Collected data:
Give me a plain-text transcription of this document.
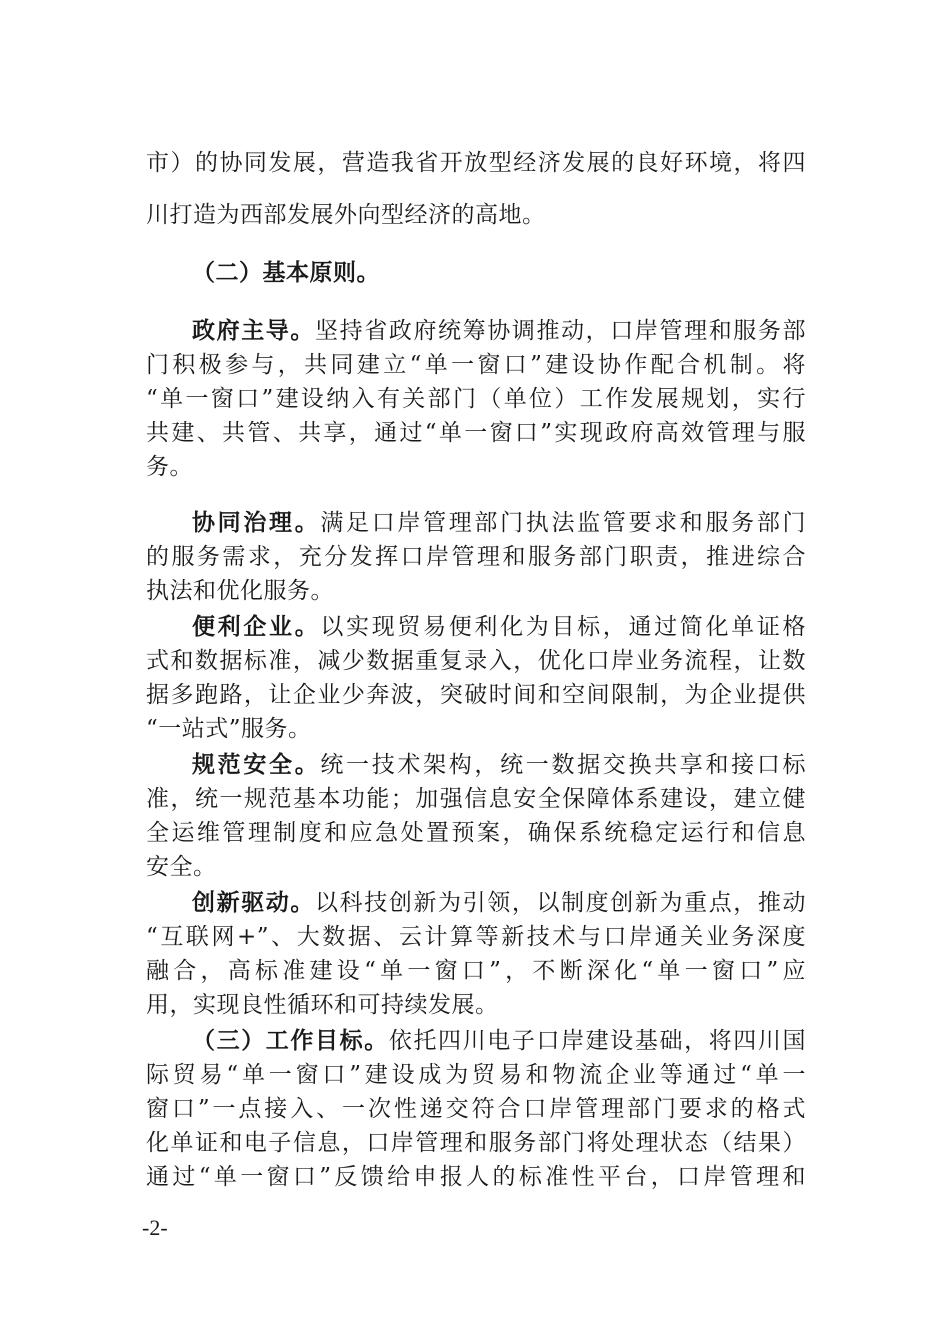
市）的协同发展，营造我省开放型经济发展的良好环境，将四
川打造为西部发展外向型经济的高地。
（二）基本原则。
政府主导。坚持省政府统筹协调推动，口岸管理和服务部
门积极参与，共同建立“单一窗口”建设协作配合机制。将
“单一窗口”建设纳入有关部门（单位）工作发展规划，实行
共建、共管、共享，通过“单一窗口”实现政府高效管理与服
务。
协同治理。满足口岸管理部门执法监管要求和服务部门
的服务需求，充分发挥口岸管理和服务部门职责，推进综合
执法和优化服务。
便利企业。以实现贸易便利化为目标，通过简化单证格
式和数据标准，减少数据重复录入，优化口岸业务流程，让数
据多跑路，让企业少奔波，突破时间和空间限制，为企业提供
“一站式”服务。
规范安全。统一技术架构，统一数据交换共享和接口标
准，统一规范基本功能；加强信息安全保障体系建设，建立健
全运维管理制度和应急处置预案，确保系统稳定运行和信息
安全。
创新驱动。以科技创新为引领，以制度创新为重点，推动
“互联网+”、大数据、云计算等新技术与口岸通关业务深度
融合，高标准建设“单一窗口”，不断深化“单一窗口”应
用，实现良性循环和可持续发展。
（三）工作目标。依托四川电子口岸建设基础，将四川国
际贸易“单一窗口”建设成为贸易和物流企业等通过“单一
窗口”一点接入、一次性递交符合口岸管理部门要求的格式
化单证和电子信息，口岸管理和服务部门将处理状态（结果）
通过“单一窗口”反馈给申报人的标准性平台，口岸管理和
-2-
==
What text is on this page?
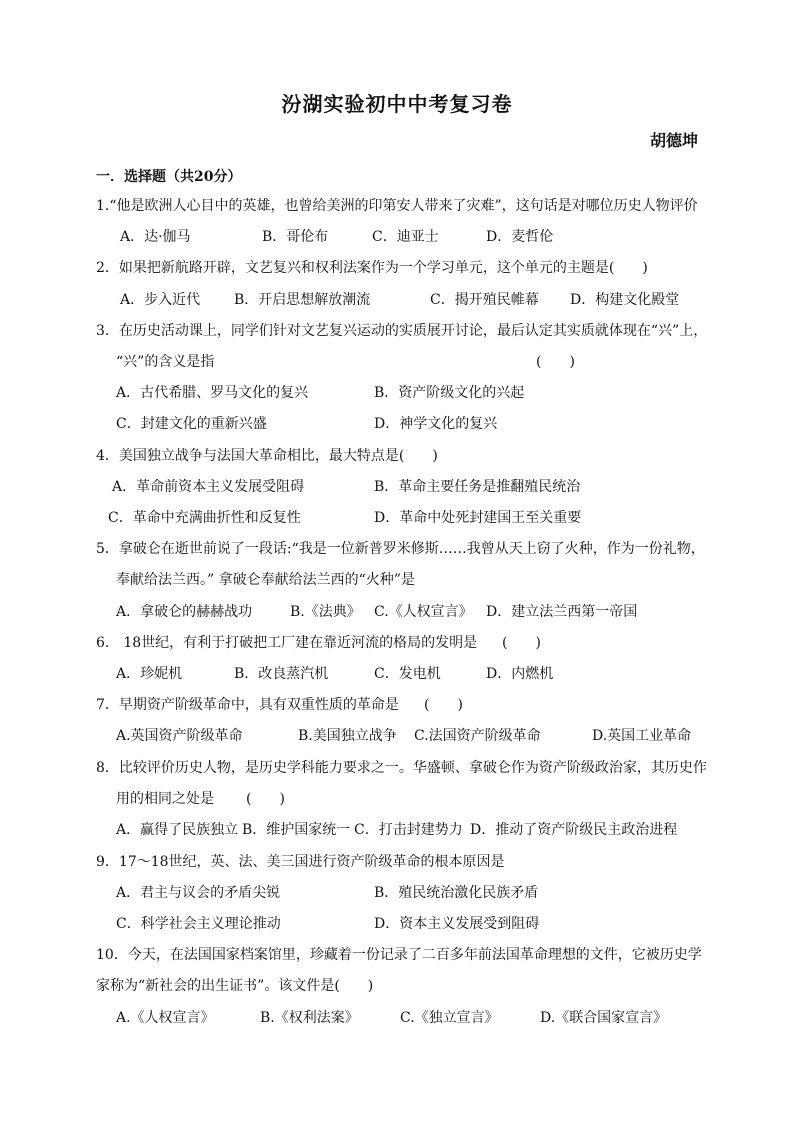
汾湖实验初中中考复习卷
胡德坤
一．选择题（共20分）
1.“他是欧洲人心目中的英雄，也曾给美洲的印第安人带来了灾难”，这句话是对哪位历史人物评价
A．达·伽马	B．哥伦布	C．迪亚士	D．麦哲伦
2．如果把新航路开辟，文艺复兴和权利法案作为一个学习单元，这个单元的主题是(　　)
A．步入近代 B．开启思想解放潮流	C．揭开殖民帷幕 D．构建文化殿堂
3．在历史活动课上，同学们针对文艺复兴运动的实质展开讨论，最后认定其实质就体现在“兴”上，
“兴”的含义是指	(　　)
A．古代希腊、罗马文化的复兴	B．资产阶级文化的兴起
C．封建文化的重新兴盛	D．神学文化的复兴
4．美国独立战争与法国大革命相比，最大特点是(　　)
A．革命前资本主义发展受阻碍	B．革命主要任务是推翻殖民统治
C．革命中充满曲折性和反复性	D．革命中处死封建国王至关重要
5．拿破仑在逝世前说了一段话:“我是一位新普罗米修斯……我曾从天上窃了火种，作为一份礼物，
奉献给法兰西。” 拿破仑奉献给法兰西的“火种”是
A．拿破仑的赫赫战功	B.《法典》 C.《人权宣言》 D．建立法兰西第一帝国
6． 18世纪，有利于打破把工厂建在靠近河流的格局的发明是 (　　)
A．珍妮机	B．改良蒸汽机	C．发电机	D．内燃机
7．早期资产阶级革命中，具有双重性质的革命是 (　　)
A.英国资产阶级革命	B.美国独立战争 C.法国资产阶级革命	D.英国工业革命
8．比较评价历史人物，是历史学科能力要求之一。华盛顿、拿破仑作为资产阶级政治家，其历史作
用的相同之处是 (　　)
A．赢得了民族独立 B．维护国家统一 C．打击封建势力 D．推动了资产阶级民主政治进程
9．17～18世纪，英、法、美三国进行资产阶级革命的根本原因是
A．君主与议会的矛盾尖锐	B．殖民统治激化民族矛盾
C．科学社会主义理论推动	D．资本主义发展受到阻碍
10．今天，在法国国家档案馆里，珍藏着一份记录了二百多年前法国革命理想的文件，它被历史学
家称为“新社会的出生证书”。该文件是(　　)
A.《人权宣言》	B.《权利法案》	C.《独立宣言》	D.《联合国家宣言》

> **TO BE DONE**: The required output is the number of lines containing the word "人权宣言", and nothing besides.

> **TASK OUTPUT**: 2